# [Passage to read]
□ □ □
# please remember my daughter Charity in your prayers



## Matilda's mommy (Jun 1, 2005)

my daughter Charity went in for a mammagram a couple weeks ago, while there they found two lumps, one on her right breast and one under her left arm :bysmilie: , she will be having a MRI tomorrow please remember her in your prayers. I know God hears our prayers. Charity and I are so very close we call one another soulmates, I wish I could take her place, it breaks my heart she even has to go through this. She is such a STRONG woman and has put her life in God's hands. It really makes you realize how life can change in a blink of a eye. Thanks for listening to a mom who is worried, hopefully it will be nothing.


----------



## LUCY N PETS (Apr 21, 2009)

Of course, I will pray for your daughter Charity and for you as well. rayer:


----------



## CeeCee's Mom (Sep 14, 2006)
□ □ □
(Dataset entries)
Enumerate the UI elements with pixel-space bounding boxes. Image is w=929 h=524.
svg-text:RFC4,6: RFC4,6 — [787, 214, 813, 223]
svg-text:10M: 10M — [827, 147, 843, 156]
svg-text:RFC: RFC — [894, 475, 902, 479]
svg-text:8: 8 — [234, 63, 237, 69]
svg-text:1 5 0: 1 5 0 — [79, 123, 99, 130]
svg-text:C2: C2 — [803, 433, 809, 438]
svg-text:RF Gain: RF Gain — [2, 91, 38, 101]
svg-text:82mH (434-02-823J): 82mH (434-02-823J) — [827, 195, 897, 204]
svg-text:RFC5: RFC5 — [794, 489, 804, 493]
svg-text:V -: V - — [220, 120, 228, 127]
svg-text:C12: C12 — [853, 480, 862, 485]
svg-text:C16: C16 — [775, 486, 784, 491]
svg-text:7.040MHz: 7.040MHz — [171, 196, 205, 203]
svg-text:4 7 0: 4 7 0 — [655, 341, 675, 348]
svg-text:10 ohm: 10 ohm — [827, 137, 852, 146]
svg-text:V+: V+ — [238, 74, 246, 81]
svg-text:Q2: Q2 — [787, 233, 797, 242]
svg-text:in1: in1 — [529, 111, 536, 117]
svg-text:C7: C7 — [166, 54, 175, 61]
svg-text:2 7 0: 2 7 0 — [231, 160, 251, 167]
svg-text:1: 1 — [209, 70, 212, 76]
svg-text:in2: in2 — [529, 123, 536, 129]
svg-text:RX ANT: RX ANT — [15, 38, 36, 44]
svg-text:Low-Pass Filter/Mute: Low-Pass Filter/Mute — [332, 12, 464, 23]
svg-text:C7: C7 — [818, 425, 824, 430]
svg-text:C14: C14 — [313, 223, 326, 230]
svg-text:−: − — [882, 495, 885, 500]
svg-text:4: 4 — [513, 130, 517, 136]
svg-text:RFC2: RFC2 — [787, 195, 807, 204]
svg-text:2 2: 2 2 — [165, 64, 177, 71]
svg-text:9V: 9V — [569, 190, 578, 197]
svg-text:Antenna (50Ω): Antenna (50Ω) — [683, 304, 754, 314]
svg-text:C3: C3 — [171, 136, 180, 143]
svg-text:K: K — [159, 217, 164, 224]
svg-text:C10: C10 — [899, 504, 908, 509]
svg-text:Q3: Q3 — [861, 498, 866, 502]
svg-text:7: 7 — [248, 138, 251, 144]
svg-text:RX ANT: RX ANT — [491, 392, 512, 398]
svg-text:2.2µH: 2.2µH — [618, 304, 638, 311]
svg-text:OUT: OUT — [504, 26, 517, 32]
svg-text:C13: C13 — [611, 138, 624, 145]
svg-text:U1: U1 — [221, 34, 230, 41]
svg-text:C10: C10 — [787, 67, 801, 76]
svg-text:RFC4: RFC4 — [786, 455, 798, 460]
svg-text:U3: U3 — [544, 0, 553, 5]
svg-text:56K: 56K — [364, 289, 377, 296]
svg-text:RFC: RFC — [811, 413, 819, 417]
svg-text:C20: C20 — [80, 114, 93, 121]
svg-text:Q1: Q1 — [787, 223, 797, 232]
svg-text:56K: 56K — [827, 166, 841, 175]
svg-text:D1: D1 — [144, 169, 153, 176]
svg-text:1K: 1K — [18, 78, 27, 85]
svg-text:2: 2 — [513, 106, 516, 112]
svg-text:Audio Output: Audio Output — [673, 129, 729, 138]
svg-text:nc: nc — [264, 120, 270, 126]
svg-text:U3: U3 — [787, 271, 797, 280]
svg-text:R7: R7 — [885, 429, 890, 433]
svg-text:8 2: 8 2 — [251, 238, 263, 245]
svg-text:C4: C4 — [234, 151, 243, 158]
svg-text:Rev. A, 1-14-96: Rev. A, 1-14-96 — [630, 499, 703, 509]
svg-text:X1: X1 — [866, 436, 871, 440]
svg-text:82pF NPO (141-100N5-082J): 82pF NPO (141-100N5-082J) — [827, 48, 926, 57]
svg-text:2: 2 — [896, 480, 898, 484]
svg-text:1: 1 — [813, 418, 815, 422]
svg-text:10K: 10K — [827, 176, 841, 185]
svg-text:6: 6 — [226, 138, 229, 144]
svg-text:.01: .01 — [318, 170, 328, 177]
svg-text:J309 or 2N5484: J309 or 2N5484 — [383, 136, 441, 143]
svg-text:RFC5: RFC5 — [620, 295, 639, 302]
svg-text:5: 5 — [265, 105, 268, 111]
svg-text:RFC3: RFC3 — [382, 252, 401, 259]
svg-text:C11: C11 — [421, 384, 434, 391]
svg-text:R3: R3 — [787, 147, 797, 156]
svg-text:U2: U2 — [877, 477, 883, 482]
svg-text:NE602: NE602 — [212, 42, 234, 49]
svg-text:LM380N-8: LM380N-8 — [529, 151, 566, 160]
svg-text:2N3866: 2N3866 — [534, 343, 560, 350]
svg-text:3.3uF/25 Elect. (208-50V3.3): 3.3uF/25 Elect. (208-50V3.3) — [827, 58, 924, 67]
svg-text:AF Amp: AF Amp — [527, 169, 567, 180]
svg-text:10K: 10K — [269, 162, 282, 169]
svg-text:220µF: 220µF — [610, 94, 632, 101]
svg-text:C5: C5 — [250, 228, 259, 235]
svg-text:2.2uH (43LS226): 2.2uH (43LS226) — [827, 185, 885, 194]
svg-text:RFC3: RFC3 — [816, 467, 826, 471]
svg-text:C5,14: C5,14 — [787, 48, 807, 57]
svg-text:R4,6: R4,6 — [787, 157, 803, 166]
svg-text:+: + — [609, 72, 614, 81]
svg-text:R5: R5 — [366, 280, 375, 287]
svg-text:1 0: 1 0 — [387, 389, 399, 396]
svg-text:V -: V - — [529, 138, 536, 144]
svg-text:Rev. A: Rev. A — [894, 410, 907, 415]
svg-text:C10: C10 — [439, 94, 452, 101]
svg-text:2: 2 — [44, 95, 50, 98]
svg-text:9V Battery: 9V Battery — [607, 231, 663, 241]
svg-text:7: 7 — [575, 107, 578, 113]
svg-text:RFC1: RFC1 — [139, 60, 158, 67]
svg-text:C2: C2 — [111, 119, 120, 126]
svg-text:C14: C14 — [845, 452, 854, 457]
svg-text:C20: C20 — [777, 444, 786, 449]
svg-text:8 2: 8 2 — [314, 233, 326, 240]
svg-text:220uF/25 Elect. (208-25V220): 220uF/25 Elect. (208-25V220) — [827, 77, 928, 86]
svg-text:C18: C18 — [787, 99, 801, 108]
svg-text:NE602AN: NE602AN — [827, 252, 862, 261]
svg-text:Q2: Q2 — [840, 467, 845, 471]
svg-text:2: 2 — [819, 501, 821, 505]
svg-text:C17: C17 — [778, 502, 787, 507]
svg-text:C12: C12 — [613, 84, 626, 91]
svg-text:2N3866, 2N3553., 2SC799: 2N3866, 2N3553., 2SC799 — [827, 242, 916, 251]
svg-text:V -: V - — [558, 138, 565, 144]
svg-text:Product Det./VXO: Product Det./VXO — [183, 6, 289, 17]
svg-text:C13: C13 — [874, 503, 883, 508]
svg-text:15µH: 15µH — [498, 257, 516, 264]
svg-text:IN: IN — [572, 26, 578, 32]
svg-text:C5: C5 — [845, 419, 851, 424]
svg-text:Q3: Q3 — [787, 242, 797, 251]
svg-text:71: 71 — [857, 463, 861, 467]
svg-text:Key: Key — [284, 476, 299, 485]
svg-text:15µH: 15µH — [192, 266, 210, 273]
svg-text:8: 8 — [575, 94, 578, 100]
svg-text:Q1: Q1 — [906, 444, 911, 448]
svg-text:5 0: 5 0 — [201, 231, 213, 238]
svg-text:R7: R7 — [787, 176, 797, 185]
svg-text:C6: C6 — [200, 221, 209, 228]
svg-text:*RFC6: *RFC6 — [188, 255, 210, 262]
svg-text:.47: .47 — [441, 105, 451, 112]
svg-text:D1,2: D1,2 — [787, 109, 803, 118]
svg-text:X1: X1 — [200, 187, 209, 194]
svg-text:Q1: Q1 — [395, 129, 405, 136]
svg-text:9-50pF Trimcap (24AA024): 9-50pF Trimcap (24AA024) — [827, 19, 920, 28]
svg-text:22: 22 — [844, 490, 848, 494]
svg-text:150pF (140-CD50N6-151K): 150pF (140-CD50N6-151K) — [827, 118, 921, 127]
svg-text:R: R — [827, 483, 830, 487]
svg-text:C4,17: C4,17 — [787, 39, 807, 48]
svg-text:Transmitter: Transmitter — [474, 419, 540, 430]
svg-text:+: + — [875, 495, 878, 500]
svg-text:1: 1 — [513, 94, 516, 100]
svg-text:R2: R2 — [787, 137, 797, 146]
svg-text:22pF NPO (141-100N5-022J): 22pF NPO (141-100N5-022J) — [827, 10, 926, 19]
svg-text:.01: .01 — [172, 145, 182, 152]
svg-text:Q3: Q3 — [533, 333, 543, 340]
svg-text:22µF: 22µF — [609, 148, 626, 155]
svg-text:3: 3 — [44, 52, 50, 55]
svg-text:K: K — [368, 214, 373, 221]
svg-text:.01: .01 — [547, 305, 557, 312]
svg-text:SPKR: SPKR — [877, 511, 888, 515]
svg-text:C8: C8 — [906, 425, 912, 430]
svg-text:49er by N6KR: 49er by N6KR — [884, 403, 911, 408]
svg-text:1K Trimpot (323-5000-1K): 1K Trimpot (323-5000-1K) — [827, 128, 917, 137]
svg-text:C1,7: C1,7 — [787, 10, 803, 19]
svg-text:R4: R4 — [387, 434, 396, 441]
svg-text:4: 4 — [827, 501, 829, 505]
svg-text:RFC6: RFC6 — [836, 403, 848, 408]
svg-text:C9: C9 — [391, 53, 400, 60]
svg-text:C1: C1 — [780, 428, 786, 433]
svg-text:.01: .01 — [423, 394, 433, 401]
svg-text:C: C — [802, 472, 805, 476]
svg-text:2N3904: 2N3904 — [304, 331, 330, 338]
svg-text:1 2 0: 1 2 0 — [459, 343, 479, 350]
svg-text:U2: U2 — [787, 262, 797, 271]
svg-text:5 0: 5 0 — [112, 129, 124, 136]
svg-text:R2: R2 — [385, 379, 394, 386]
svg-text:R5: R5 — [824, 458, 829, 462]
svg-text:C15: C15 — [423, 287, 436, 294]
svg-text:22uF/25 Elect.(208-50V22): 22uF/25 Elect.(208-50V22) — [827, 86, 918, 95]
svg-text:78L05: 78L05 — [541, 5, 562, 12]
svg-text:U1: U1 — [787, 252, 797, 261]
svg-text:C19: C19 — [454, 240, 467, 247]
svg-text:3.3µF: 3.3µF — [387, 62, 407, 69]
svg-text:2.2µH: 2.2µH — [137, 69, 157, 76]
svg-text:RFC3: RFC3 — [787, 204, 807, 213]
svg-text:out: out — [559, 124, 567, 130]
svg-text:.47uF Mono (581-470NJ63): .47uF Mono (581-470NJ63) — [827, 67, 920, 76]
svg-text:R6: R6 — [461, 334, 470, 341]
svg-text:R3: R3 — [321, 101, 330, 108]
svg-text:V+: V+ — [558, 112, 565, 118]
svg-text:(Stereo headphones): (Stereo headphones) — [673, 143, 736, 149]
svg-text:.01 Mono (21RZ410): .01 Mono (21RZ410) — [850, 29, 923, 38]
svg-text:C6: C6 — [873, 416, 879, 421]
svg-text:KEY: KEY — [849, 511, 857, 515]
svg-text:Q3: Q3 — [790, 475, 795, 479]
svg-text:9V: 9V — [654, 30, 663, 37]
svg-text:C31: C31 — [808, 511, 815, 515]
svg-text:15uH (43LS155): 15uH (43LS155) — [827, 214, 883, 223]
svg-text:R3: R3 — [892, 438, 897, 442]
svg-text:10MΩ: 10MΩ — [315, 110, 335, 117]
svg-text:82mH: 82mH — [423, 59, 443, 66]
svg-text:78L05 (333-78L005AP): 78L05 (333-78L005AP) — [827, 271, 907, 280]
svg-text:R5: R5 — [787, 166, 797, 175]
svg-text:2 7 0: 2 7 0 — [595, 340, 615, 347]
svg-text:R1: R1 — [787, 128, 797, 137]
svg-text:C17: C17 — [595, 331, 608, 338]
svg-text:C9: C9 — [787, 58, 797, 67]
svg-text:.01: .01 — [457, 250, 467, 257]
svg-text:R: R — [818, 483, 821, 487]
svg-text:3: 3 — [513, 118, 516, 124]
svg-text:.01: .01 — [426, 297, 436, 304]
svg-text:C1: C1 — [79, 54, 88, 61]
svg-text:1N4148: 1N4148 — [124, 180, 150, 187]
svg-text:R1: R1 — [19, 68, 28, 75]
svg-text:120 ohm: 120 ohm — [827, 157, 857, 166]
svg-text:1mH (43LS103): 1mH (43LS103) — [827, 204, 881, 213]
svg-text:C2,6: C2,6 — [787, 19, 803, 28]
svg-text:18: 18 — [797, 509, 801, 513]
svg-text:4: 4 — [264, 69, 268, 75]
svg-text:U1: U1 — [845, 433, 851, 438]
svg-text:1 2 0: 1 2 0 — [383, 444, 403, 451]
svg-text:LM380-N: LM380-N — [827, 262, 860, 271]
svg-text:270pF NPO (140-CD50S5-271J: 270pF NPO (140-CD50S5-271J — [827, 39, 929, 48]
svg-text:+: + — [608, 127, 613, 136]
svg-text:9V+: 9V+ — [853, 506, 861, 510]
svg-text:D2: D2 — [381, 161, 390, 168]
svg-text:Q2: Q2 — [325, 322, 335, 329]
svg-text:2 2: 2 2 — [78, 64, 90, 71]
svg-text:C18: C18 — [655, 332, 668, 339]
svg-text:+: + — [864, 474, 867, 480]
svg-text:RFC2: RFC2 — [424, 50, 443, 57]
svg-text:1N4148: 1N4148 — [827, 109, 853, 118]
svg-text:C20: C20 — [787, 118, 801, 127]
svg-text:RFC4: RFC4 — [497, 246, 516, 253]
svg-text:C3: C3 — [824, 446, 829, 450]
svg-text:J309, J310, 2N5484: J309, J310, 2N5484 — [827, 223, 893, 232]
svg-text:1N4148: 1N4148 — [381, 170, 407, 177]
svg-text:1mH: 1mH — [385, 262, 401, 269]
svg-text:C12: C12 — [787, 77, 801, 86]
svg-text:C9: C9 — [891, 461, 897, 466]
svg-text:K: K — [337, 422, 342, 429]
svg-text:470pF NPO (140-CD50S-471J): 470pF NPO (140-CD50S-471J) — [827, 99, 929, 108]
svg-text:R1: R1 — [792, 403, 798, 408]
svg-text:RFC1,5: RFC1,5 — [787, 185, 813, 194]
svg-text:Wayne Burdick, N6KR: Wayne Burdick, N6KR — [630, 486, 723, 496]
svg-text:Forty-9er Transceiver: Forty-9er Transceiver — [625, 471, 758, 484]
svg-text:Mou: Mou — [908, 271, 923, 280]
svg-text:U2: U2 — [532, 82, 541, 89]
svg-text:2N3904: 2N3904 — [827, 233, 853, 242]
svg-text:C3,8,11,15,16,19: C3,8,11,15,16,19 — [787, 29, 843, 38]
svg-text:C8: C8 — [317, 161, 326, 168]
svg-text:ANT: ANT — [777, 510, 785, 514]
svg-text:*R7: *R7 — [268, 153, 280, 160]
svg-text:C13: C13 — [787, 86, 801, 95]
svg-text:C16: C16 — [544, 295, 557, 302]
□ □ □
# [Your tasks]
• 1. Do these statements agree with the forum thread? Answer yes or no for each, quoting the words that decide it. (a) Charity's mammogram found two lumps. (b) Charity's MRI is set for the following week. (c) The reply offers prayers for Charity's mother too.
• 2. According to the forum thread, where was the lump that was not on Charity's breast?
• 3. Copy the forum thread from "my daughter Charity went" to "(Apr 21, 2009)".

# [Responses per task]
• 1.
(a) Yes: "while there they found two lumps"
(b) No: "she will be having a MRI tomorrow"
(c) Yes: "I will pray for your daughter Charity and for you as well."

• 2. Under her left arm.

• 3.
my daughter Charity went in for a mammagram a couple weeks ago, while there they found two lumps, one on her right breast and one under her left arm :bysmilie: , she will be having a MRI tomorrow please remember her in your prayers. I know God hears our prayers. Charity and I are so very close we call one another soulmates, I wish I could take her place, it breaks my heart she even has to go through this. She is such a STRONG woman and has put her life in God's hands. It really makes you realize how life can change in a blink of a eye. Thanks for listening to a mom who is worried, hopefully it will be nothing.


----------



## LUCY N PETS (Apr 21, 2009)